* **DESCRIPTION OF THE TASK**
Scan the data below. Pull out each line where "from" occurs.

[Start of GIVEN RECORDS]

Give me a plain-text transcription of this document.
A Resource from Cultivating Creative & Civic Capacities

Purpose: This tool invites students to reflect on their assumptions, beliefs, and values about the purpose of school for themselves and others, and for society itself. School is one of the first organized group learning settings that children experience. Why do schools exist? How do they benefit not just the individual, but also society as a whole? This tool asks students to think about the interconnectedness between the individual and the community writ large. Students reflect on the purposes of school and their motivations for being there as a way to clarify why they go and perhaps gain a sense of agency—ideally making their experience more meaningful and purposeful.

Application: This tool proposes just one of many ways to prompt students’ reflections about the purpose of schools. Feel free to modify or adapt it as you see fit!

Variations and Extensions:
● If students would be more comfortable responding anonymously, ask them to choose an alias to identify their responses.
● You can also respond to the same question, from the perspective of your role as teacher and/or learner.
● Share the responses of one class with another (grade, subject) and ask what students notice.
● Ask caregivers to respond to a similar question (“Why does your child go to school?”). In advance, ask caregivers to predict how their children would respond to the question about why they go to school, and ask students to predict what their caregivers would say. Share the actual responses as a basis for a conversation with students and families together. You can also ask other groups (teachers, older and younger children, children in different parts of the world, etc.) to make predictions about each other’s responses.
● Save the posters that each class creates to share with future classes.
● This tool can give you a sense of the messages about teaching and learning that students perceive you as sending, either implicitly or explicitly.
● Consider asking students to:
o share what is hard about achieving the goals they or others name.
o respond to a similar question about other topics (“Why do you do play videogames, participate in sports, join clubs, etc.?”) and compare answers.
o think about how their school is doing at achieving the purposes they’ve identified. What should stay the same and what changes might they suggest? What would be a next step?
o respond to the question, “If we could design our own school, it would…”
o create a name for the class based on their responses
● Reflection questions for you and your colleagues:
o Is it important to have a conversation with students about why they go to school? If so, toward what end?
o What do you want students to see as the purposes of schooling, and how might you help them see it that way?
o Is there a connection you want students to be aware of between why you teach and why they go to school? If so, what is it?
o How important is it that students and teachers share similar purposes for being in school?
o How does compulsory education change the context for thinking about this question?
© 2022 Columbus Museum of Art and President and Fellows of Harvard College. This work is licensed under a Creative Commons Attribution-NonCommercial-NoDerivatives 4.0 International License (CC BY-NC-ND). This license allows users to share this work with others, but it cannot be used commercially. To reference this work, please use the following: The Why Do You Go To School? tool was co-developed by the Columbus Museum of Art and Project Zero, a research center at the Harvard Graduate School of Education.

[End of GIVEN RECORDS]
[Start of GIVEN RECORDS]

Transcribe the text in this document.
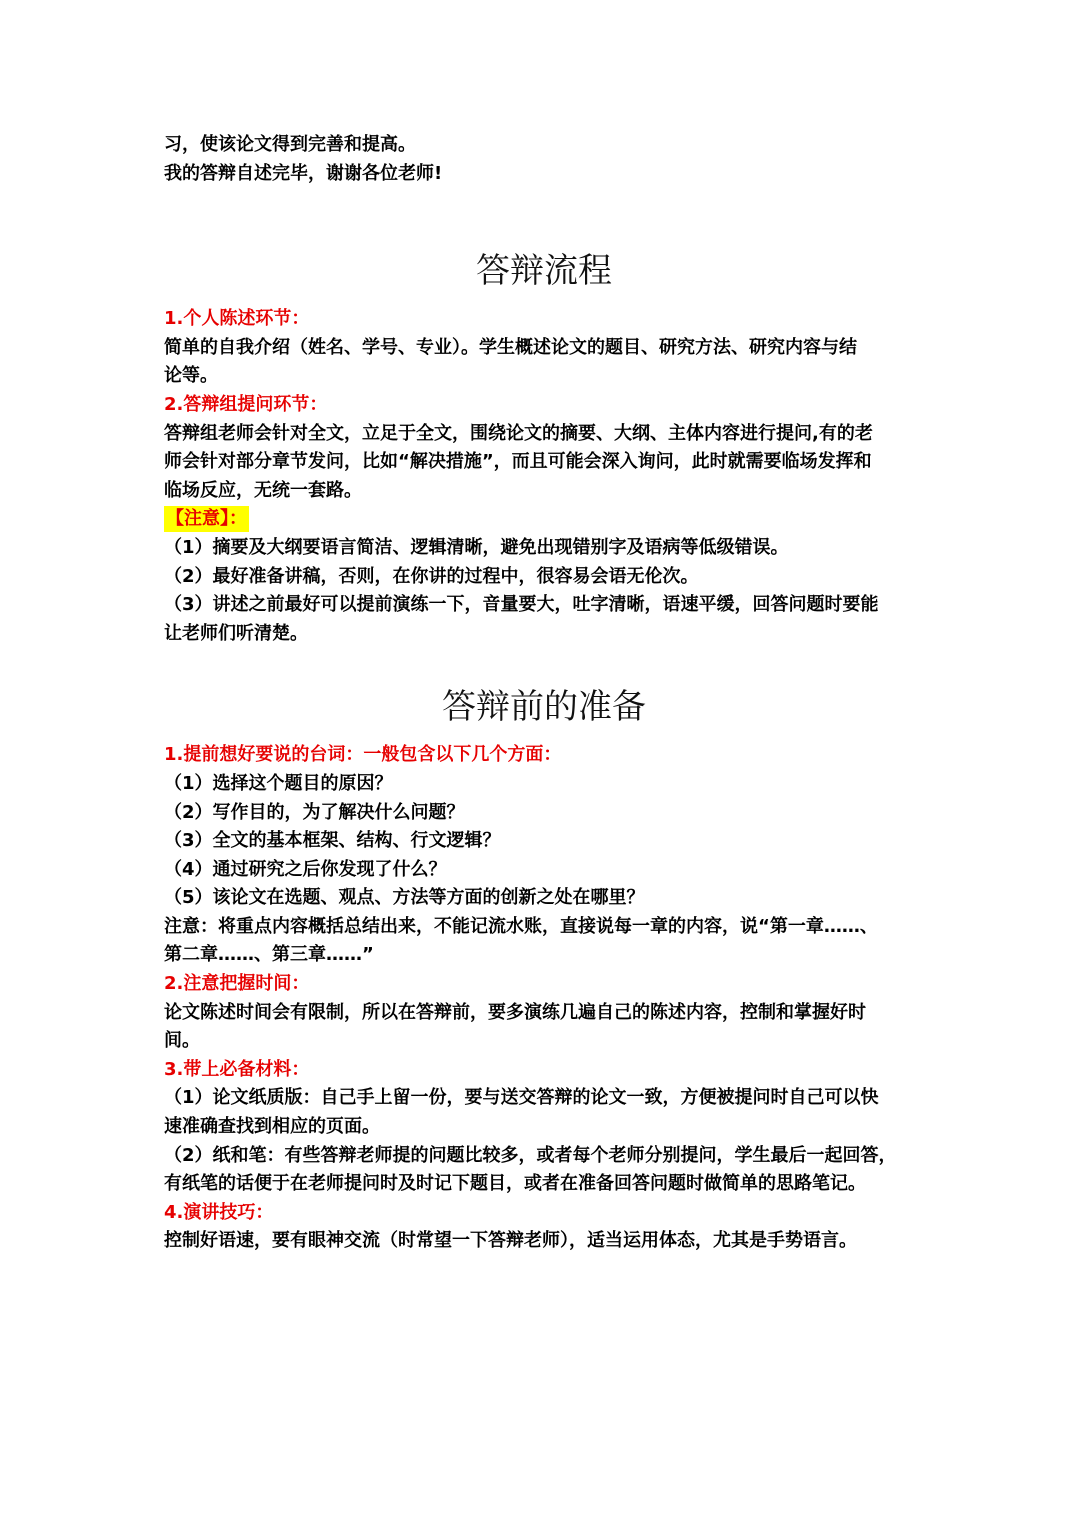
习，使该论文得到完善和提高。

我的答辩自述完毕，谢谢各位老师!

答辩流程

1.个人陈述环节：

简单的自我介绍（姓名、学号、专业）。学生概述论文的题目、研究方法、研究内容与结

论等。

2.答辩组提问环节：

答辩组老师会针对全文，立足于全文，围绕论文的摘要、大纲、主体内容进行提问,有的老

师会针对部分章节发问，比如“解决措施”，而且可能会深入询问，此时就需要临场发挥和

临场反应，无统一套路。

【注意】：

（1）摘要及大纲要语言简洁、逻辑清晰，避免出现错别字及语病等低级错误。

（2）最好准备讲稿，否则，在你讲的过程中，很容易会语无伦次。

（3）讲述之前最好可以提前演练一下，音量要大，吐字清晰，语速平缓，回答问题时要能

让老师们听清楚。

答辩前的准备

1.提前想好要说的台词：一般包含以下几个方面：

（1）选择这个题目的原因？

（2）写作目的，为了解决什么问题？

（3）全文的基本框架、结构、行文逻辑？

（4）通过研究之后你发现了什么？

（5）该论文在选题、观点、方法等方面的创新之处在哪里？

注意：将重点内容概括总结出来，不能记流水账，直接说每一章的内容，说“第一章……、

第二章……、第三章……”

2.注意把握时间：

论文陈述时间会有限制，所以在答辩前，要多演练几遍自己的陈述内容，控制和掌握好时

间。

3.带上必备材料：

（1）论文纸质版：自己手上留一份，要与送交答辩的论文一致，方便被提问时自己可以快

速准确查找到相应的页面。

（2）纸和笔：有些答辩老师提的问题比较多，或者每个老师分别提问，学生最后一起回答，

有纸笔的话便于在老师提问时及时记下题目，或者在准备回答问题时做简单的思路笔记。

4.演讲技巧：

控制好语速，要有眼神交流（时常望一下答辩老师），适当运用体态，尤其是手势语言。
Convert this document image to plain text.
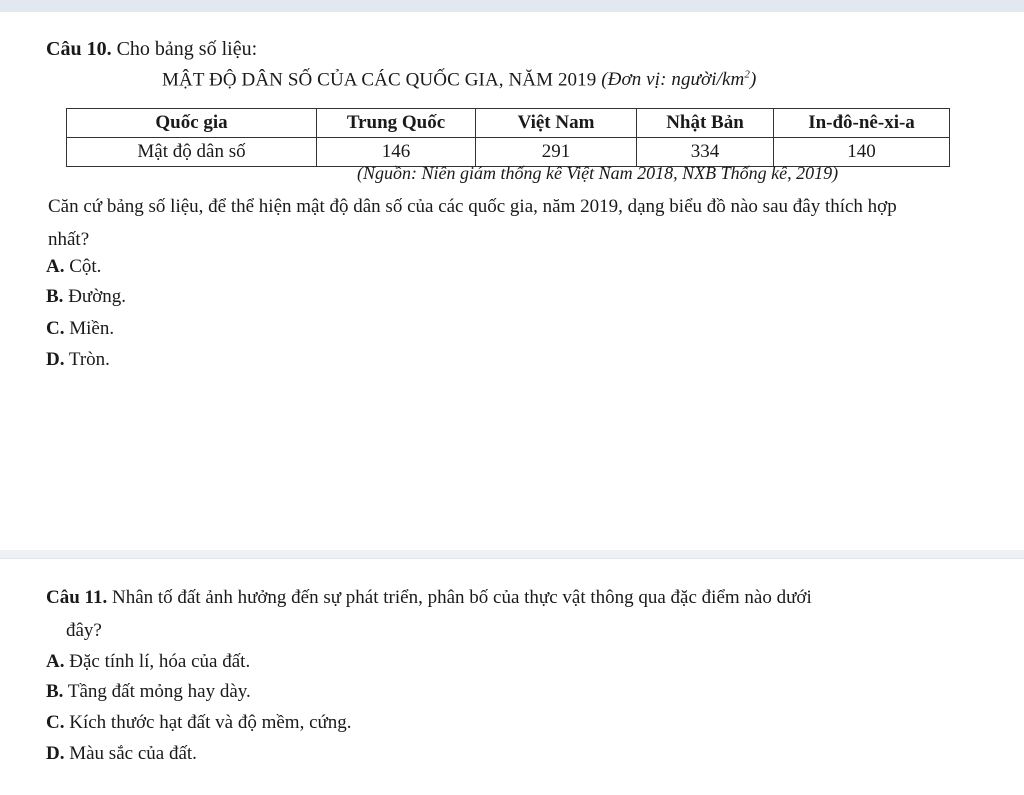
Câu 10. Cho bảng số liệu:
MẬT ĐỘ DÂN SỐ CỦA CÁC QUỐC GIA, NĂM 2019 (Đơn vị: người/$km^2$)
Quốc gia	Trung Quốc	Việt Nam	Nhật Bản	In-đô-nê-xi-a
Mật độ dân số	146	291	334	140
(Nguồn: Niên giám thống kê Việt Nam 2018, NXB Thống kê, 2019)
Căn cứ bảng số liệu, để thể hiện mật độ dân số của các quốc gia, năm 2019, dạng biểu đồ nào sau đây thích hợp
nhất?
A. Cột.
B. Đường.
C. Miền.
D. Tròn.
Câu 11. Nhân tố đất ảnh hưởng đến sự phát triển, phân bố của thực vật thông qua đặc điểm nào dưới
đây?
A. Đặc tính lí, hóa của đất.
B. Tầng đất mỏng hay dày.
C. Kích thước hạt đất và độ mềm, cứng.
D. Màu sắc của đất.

[End of GIVEN RECORDS]
[Start of GIVEN RECORDS]

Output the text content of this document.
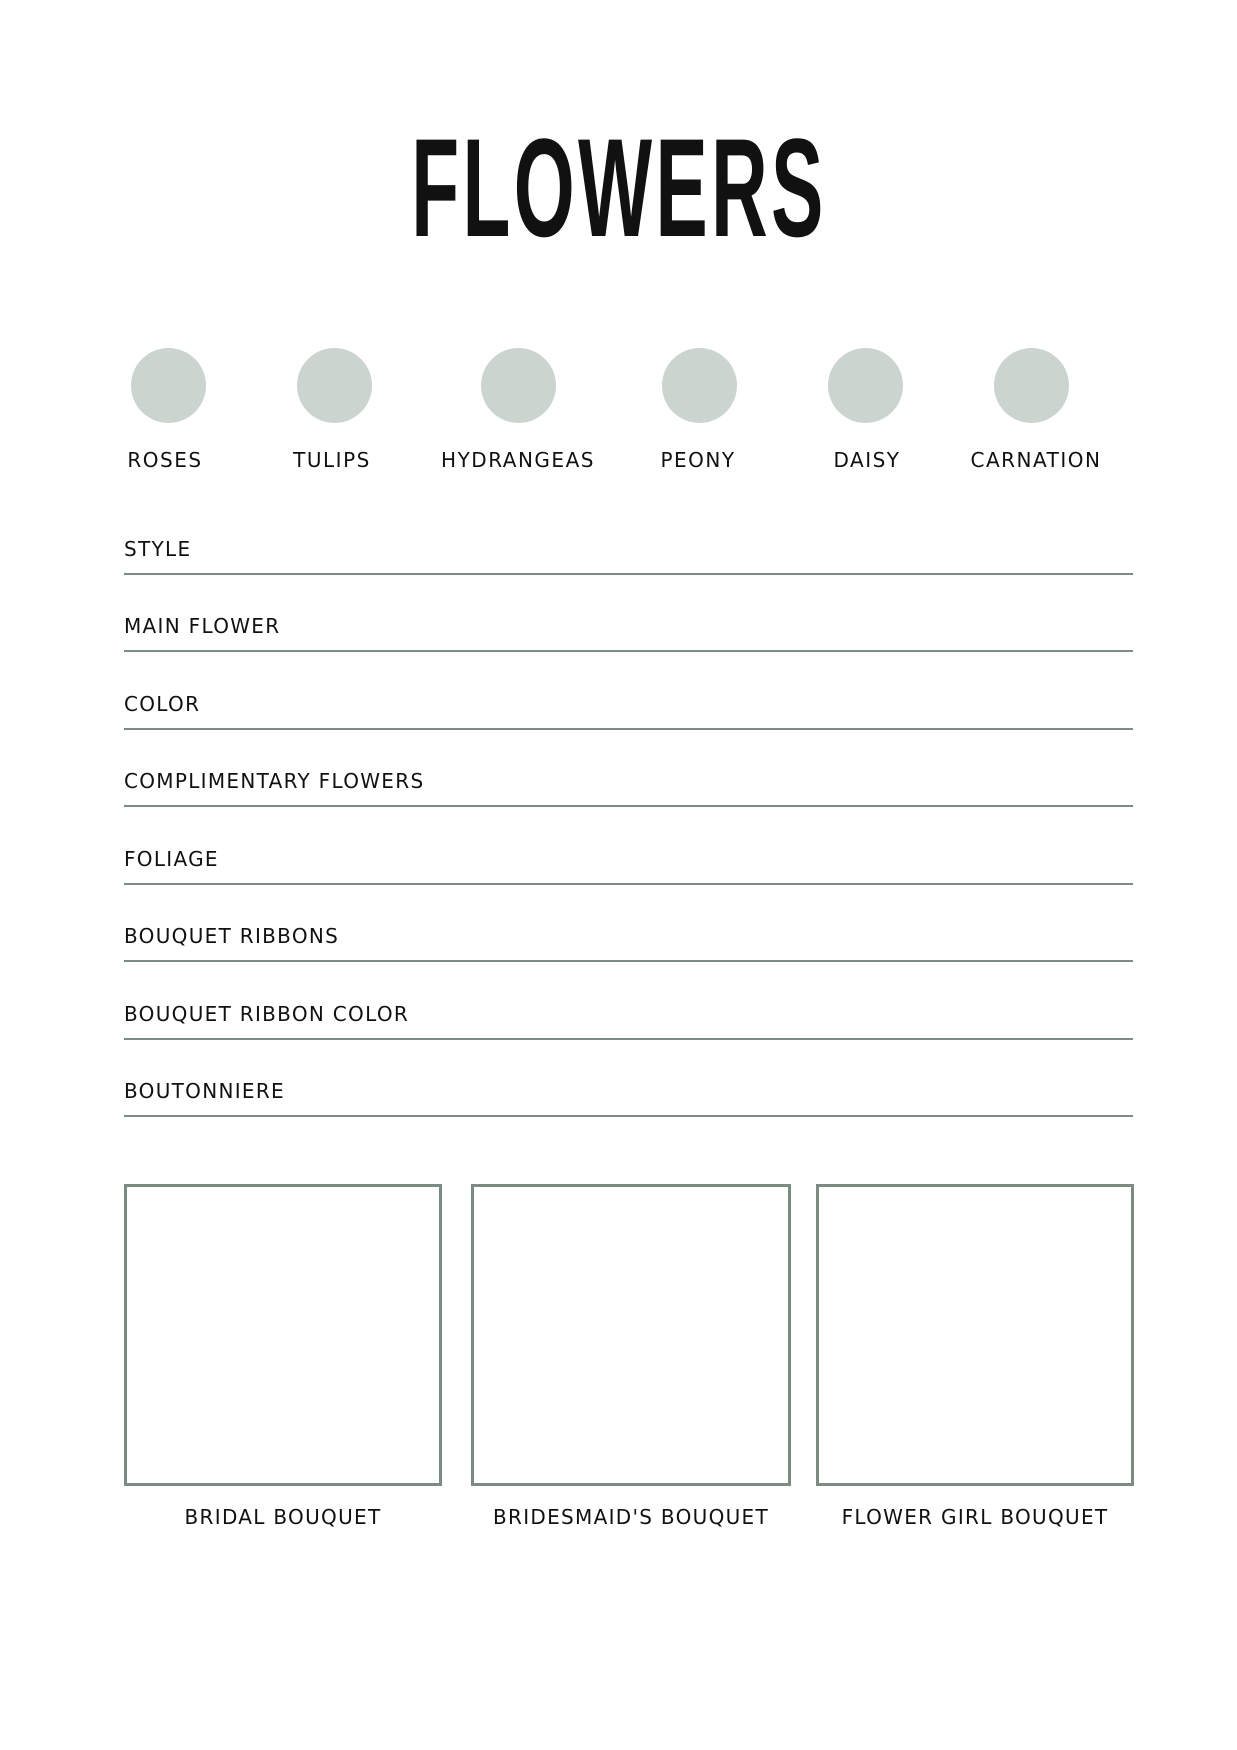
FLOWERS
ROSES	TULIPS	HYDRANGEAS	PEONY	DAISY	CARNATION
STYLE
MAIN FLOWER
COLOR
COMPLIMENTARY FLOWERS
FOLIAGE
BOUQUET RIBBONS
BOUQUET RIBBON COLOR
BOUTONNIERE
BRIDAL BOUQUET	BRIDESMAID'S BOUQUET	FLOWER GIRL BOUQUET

[End of GIVEN RECORDS]

* **FULL ANSWER**
A Resource from Cultivating Creative & Civic Capacities
● You can also respond to the same question, from the perspective of your role as teacher and/or learner.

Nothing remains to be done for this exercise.